### EXERCISE TASK
Repeat the entries below exactly as they appear, with no pictures.

[Dataset records]
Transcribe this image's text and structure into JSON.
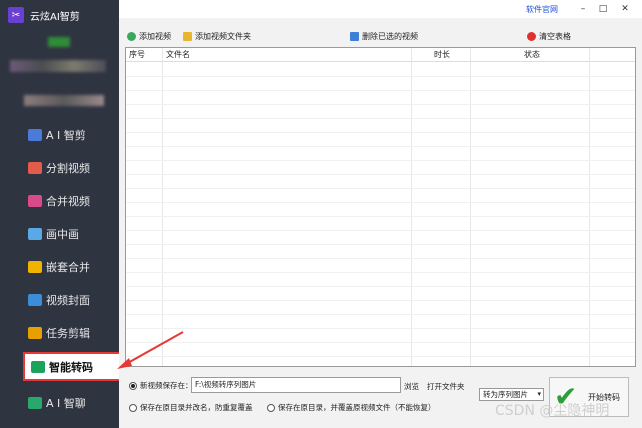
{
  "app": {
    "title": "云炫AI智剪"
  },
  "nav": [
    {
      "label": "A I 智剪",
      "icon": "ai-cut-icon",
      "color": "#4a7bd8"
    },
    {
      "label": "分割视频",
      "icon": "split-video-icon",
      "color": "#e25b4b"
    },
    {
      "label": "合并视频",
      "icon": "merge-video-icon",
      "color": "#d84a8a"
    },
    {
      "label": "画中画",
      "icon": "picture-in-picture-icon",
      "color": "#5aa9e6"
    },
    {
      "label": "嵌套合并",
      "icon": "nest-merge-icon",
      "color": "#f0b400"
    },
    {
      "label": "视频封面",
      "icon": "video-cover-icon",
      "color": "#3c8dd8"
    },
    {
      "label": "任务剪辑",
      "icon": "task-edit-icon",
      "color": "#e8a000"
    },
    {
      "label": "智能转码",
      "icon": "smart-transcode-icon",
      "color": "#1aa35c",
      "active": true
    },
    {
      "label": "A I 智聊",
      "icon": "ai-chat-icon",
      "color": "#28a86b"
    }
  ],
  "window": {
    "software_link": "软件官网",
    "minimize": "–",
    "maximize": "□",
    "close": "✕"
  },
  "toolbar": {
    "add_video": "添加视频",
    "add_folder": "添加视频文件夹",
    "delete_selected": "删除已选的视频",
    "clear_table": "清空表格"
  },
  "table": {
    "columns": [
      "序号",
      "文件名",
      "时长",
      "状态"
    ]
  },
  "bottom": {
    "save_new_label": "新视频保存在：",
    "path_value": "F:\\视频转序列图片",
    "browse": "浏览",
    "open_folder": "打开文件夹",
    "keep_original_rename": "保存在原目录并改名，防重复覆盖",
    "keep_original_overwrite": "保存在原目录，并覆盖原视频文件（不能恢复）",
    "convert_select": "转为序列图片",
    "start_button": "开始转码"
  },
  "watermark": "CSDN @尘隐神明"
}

### SOLUTION BELOW
Transcribe this image's text and structure into JSON.
{
  "app": {
    "title": "云炫AI智剪"
  },
  "nav": [
    {
      "label": "A I 智剪",
      "icon": "ai-cut-icon",
      "color": "#4a7bd8"
    },
    {
      "label": "分割视频",
      "icon": "split-video-icon",
      "color": "#e25b4b"
    },
    {
      "label": "合并视频",
      "icon": "merge-video-icon",
      "color": "#d84a8a"
    },
    {
      "label": "画中画",
      "icon": "picture-in-picture-icon",
      "color": "#5aa9e6"
    },
    {
      "label": "嵌套合并",
      "icon": "nest-merge-icon",
      "color": "#f0b400"
    },
    {
      "label": "视频封面",
      "icon": "video-cover-icon",
      "color": "#3c8dd8"
    },
    {
      "label": "任务剪辑",
      "icon": "task-edit-icon",
      "color": "#e8a000"
    },
    {
      "label": "智能转码",
      "icon": "smart-transcode-icon",
      "color": "#1aa35c",
      "active": true
    },
    {
      "label": "A I 智聊",
      "icon": "ai-chat-icon",
      "color": "#28a86b"
    }
  ],
  "window": {
    "software_link": "软件官网",
    "minimize": "–",
    "maximize": "□",
    "close": "✕"
  },
  "toolbar": {
    "add_video": "添加视频",
    "add_folder": "添加视频文件夹",
    "delete_selected": "删除已选的视频",
    "clear_table": "清空表格"
  },
  "table": {
    "columns": [
      "序号",
      "文件名",
      "时长",
      "状态"
    ]
  },
  "bottom": {
    "save_new_label": "新视频保存在：",
    "path_value": "F:\\视频转序列图片",
    "browse": "浏览",
    "open_folder": "打开文件夹",
    "keep_original_rename": "保存在原目录并改名，防重复覆盖",
    "keep_original_overwrite": "保存在原目录，并覆盖原视频文件（不能恢复）",
    "convert_select": "转为序列图片",
    "start_button": "开始转码"
  },
  "watermark": "CSDN @尘隐神明"
}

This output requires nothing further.